* [Challenge] Reproduce all entries precisely, down to the last character.

--

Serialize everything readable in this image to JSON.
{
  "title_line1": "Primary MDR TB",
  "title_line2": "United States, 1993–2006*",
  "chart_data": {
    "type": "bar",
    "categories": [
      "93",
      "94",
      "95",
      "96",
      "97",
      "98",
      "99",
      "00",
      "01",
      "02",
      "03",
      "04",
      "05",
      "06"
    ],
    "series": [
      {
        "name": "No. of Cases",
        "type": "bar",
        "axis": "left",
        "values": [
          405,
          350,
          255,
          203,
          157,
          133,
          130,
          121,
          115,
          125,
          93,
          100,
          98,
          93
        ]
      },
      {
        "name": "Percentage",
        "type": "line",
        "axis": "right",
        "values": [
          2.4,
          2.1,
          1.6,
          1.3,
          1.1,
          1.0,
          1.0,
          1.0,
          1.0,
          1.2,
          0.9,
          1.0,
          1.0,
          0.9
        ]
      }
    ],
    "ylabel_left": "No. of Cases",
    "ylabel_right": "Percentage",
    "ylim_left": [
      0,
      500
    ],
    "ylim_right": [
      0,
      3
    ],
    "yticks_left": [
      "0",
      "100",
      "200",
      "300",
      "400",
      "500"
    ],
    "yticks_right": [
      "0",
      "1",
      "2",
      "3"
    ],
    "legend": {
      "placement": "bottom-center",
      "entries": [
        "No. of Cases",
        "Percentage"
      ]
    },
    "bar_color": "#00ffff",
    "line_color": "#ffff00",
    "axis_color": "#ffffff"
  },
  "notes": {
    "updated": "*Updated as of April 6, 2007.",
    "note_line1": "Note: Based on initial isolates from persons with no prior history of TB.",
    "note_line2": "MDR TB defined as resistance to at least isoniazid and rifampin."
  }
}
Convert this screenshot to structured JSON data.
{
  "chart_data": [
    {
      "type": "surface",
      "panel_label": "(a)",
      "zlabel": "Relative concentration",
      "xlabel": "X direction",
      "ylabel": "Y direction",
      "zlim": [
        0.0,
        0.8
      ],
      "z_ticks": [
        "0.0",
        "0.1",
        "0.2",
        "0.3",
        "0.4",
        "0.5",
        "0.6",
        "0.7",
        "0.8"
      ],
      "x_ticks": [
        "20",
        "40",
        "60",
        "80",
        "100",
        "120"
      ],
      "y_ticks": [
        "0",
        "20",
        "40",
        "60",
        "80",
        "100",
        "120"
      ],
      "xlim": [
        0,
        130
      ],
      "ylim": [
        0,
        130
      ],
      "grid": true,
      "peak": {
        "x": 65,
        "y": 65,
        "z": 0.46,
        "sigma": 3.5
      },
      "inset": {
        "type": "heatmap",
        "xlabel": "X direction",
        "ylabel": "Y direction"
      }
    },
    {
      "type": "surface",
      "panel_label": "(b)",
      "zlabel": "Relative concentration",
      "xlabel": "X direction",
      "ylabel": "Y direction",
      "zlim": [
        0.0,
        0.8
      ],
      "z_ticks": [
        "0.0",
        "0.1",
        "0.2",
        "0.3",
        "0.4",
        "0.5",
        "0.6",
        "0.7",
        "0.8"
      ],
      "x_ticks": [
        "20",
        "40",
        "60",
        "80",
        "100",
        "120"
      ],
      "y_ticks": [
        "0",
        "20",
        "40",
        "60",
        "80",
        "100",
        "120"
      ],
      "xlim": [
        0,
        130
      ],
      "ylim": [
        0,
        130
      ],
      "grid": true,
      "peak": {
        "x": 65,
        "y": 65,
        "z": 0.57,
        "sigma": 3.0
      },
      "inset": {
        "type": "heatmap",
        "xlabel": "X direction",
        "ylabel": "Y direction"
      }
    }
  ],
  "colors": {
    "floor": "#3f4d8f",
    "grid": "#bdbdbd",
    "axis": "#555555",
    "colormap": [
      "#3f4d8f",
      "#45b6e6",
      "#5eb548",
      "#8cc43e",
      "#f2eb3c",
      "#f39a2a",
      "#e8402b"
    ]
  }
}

--

* [Solution]
Serialize everything readable in this image to JSON.
{
  "title_line1": "Primary MDR TB",
  "title_line2": "United States, 1993–2006*",
  "chart_data": {
    "type": "bar",
    "categories": [
      "93",
      "94",
      "95",
      "96",
      "97",
      "98",
      "99",
      "00",
      "01",
      "02",
      "03",
      "04",
      "05",
      "06"
    ],
    "series": [
      {
        "name": "No. of Cases",
        "type": "bar",
        "axis": "left",
        "values": [
          405,
          350,
          255,
          203,
          157,
          133,
          130,
          121,
          115,
          125,
          93,
          100,
          98,
          93
        ]
      },
      {
        "name": "Percentage",
        "type": "line",
        "axis": "right",
        "values": [
          2.4,
          2.1,
          1.6,
          1.3,
          1.1,
          1.0,
          1.0,
          1.0,
          1.0,
          1.2,
          0.9,
          1.0,
          1.0,
          0.9
        ]
      }
    ],
    "ylabel_left": "No. of Cases",
    "ylabel_right": "Percentage",
    "ylim_left": [
      0,
      500
    ],
    "ylim_right": [
      0,
      3
    ],
    "yticks_left": [
      "0",
      "100",
      "200",
      "300",
      "400",
      "500"
    ],
    "yticks_right": [
      "0",
      "1",
      "2",
      "3"
    ],
    "legend": {
      "placement": "bottom-center",
      "entries": [
        "No. of Cases",
        "Percentage"
      ]
    },
    "bar_color": "#00ffff",
    "line_color": "#ffff00",
    "axis_color": "#ffffff"
  },
  "notes": {
    "updated": "*Updated as of April 6, 2007.",
    "note_line1": "Note: Based on initial isolates from persons with no prior history of TB.",
    "note_line2": "MDR TB defined as resistance to at least isoniazid and rifampin."
  }
}
Convert this screenshot to structured JSON data.
{
  "chart_data": [
    {
      "type": "surface",
      "panel_label": "(a)",
      "zlabel": "Relative concentration",
      "xlabel": "X direction",
      "ylabel": "Y direction",
      "zlim": [
        0.0,
        0.8
      ],
      "z_ticks": [
        "0.0",
        "0.1",
        "0.2",
        "0.3",
        "0.4",
        "0.5",
        "0.6",
        "0.7",
        "0.8"
      ],
      "x_ticks": [
        "20",
        "40",
        "60",
        "80",
        "100",
        "120"
      ],
      "y_ticks": [
        "0",
        "20",
        "40",
        "60",
        "80",
        "100",
        "120"
      ],
      "xlim": [
        0,
        130
      ],
      "ylim": [
        0,
        130
      ],
      "grid": true,
      "peak": {
        "x": 65,
        "y": 65,
        "z": 0.46,
        "sigma": 3.5
      },
      "inset": {
        "type": "heatmap",
        "xlabel": "X direction",
        "ylabel": "Y direction"
      }
    },
    {
      "type": "surface",
      "panel_label": "(b)",
      "zlabel": "Relative concentration",
      "xlabel": "X direction",
      "ylabel": "Y direction",
      "zlim": [
        0.0,
        0.8
      ],
      "z_ticks": [
        "0.0",
        "0.1",
        "0.2",
        "0.3",
        "0.4",
        "0.5",
        "0.6",
        "0.7",
        "0.8"
      ],
      "x_ticks": [
        "20",
        "40",
        "60",
        "80",
        "100",
        "120"
      ],
      "y_ticks": [
        "0",
        "20",
        "40",
        "60",
        "80",
        "100",
        "120"
      ],
      "xlim": [
        0,
        130
      ],
      "ylim": [
        0,
        130
      ],
      "grid": true,
      "peak": {
        "x": 65,
        "y": 65,
        "z": 0.57,
        "sigma": 3.0
      },
      "inset": {
        "type": "heatmap",
        "xlabel": "X direction",
        "ylabel": "Y direction"
      }
    }
  ],
  "colors": {
    "floor": "#3f4d8f",
    "grid": "#bdbdbd",
    "axis": "#555555",
    "colormap": [
      "#3f4d8f",
      "#45b6e6",
      "#5eb548",
      "#8cc43e",
      "#f2eb3c",
      "#f39a2a",
      "#e8402b"
    ]
  }
}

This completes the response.